━━━ Records shown ━━━

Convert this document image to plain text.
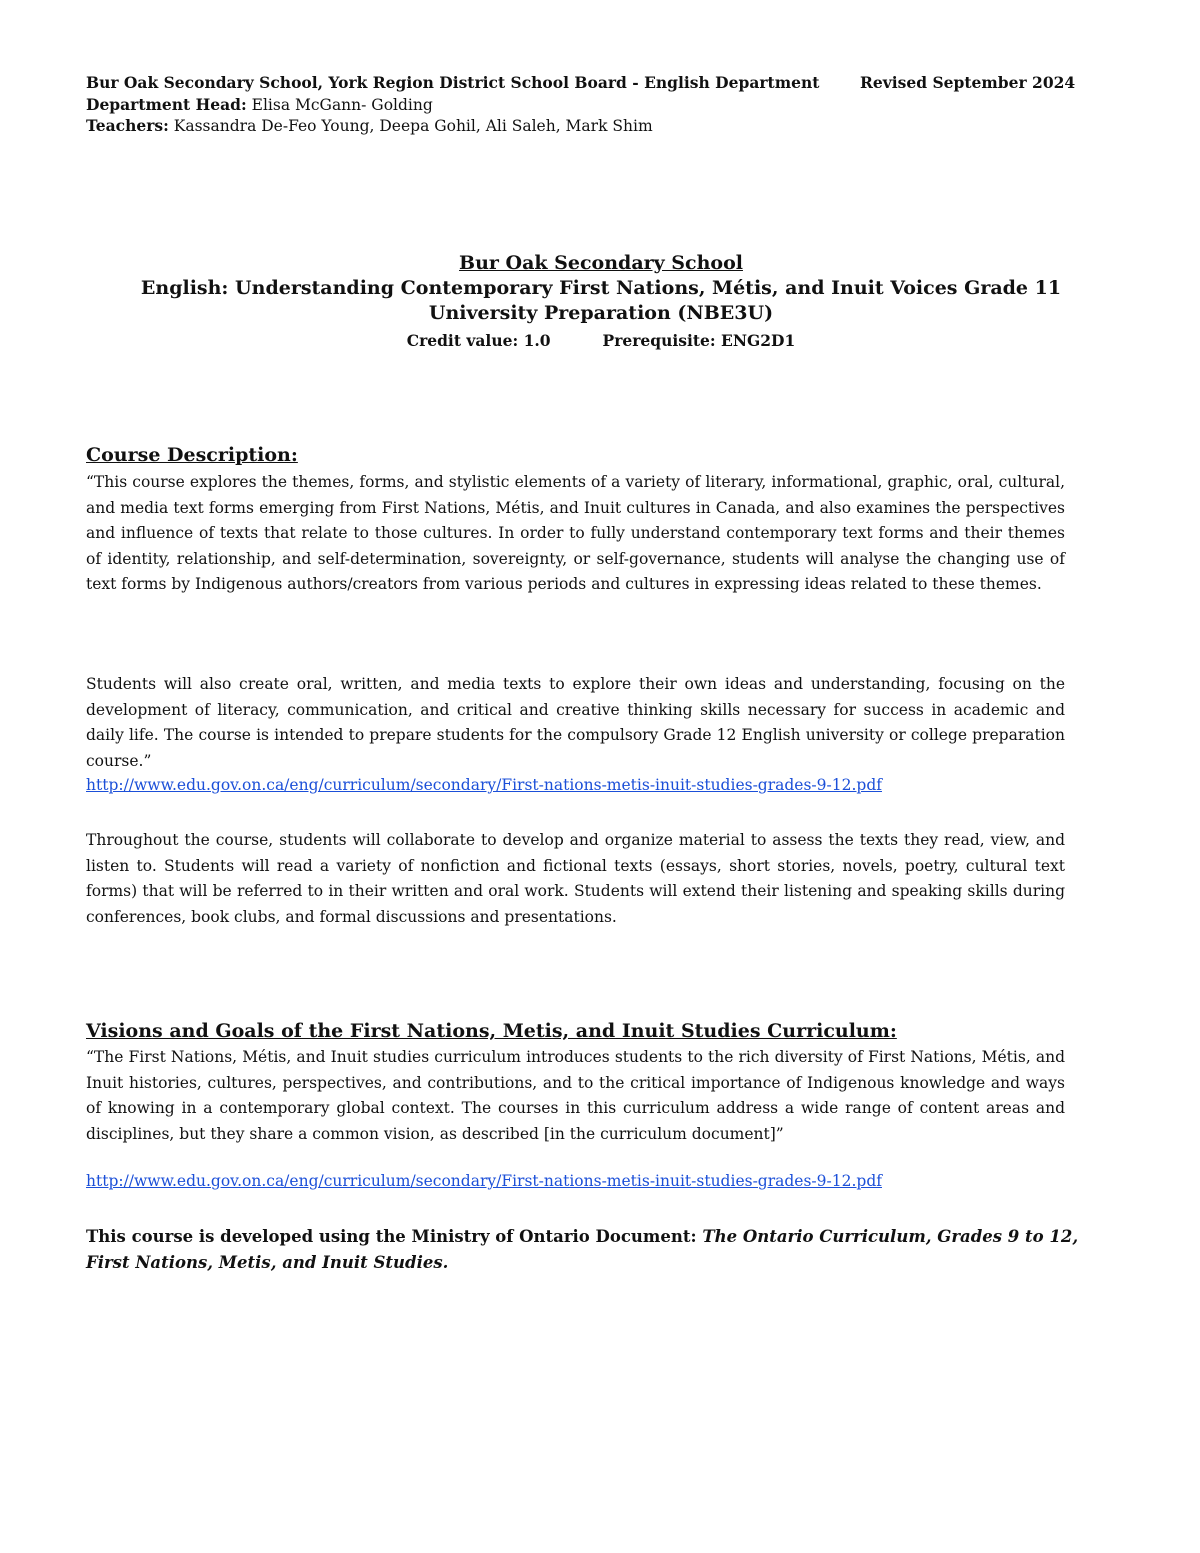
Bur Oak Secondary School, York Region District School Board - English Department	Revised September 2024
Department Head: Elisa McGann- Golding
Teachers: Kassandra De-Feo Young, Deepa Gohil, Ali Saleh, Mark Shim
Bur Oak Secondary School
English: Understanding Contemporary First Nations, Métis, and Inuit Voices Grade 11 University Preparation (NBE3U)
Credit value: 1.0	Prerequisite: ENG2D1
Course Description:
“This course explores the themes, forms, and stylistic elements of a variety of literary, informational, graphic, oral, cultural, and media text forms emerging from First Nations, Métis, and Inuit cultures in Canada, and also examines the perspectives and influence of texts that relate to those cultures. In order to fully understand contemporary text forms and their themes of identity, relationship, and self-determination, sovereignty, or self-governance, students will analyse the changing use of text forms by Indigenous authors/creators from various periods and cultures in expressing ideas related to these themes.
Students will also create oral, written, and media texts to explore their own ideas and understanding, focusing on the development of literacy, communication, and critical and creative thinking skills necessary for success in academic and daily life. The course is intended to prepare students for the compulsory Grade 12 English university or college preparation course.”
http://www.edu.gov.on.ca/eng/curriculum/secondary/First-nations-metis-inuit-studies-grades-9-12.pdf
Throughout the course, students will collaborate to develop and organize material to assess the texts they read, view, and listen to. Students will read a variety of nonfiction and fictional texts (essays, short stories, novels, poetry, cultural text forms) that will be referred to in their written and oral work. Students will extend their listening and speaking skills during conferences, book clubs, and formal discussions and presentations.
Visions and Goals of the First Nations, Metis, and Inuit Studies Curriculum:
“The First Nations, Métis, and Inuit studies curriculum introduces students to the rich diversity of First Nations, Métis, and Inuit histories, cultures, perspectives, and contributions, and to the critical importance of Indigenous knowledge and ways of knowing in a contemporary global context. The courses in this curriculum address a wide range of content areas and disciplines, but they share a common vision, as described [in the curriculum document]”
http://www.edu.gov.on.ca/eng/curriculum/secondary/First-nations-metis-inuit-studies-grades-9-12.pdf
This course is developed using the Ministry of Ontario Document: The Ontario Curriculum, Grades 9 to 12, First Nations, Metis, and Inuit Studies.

━━━
━━━ Records shown ━━━

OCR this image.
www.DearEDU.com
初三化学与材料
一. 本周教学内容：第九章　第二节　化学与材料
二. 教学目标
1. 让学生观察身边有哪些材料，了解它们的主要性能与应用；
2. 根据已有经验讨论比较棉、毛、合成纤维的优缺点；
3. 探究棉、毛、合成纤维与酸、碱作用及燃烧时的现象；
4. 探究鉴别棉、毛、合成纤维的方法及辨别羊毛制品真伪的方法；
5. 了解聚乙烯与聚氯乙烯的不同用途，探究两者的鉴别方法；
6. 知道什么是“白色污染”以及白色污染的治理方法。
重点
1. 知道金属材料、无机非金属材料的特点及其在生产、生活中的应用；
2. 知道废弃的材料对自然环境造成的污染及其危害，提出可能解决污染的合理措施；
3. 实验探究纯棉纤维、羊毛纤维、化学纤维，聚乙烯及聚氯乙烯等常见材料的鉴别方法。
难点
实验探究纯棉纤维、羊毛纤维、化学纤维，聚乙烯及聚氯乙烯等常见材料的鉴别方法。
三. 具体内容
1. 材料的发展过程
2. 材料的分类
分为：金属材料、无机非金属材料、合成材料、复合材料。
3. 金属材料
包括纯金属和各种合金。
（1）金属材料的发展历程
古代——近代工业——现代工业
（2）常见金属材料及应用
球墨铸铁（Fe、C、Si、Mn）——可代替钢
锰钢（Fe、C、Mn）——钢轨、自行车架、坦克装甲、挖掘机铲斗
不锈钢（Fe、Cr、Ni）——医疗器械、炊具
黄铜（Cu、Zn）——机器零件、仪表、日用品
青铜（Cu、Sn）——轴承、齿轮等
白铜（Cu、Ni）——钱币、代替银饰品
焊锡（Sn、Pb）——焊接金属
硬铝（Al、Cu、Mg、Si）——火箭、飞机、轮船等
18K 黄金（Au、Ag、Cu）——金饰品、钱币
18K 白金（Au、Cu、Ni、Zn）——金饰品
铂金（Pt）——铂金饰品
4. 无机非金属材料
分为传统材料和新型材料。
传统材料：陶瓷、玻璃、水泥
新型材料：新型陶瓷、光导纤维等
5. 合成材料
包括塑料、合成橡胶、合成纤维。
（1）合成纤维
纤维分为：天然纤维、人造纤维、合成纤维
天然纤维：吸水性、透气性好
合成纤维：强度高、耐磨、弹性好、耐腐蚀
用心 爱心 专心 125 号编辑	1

━━━
━━━ Records shown ━━━

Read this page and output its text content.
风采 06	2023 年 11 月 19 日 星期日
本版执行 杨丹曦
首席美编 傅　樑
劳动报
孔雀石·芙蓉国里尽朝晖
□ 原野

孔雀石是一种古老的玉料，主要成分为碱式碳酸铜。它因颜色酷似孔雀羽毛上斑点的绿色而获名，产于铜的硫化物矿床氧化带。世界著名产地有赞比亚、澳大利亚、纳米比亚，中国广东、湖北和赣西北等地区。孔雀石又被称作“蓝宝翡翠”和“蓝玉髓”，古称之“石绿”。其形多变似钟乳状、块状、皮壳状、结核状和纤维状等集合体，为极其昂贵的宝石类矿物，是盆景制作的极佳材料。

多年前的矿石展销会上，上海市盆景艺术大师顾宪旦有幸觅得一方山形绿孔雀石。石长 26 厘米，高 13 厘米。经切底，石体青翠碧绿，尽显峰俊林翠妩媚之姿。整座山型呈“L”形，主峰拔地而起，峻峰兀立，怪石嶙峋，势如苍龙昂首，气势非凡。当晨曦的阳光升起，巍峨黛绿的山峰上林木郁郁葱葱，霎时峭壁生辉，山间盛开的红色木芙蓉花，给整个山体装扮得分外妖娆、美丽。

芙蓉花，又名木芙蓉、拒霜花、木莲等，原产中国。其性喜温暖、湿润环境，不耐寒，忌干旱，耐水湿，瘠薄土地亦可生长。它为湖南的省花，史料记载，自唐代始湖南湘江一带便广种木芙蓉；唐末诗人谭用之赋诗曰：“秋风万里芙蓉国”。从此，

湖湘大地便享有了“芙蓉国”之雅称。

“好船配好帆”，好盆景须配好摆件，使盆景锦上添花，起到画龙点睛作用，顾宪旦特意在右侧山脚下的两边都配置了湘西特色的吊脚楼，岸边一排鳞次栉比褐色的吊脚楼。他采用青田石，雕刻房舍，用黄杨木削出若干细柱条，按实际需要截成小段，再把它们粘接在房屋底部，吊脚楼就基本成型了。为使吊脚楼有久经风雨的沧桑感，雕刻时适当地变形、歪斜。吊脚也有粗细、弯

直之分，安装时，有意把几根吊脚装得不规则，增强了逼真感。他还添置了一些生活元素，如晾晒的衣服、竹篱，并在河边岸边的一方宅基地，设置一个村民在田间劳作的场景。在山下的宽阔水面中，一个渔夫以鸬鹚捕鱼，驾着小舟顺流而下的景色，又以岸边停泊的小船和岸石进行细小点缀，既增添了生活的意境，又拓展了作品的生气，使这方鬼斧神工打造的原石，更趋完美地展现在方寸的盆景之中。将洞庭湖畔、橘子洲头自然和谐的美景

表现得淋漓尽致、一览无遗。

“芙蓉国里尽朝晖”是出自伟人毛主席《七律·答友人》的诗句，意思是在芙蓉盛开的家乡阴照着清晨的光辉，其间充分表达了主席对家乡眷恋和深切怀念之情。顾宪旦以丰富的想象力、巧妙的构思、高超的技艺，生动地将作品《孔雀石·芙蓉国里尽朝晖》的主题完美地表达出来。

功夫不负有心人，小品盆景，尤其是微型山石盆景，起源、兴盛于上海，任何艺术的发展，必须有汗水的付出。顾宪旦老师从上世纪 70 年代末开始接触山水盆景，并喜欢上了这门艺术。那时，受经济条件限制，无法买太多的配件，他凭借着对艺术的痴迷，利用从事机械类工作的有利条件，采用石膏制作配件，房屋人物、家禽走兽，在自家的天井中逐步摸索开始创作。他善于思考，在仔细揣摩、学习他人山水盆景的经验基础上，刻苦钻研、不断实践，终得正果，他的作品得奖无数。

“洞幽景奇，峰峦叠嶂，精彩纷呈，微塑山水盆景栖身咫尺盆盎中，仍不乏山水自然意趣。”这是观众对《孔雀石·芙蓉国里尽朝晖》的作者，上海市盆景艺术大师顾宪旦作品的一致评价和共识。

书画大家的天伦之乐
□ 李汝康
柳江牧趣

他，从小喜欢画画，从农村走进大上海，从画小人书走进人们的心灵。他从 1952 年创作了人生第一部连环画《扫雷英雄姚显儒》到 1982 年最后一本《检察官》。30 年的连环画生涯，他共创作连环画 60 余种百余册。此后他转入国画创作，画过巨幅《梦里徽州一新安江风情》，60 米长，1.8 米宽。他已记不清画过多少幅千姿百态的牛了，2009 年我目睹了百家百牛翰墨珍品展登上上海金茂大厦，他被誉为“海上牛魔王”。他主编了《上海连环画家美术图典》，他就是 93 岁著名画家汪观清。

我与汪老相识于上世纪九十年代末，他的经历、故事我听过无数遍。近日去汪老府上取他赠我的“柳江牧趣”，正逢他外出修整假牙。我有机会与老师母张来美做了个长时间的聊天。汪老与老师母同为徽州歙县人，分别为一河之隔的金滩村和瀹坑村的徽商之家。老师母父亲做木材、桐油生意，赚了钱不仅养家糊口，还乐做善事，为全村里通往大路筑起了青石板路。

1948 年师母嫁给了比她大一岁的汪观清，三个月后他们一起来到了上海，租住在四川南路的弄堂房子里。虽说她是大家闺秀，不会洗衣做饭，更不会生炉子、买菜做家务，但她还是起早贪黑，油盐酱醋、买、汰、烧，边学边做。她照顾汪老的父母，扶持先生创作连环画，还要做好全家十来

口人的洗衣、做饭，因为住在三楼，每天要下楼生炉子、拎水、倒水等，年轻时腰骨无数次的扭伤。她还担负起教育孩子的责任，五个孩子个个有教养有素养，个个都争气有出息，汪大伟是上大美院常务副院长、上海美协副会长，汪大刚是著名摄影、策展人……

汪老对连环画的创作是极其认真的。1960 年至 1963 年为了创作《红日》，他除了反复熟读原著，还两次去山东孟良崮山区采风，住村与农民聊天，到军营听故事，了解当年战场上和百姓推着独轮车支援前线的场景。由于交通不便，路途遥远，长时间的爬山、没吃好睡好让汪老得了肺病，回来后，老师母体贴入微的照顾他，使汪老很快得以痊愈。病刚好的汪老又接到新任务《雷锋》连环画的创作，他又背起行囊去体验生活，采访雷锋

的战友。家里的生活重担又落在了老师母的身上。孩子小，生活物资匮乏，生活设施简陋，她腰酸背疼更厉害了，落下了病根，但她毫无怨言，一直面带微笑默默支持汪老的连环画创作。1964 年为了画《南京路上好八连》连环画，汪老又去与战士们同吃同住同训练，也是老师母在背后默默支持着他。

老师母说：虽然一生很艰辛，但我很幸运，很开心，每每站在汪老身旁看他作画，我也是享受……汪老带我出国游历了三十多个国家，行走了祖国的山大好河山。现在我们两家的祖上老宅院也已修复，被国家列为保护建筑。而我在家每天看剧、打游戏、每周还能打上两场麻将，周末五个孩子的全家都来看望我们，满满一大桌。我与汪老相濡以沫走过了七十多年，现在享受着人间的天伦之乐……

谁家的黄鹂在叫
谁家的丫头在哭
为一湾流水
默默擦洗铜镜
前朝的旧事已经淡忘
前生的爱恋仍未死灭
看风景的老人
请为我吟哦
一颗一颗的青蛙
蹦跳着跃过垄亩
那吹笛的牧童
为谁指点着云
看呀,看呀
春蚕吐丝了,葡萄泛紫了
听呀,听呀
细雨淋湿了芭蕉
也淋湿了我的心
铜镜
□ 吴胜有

━━━

Check all the records above and select each line where the string "Department" is found.

Result of this exercise |
Bur Oak Secondary School, York Region District School Board - English Department	Revised September 2024
Department Head: Elisa McGann- Golding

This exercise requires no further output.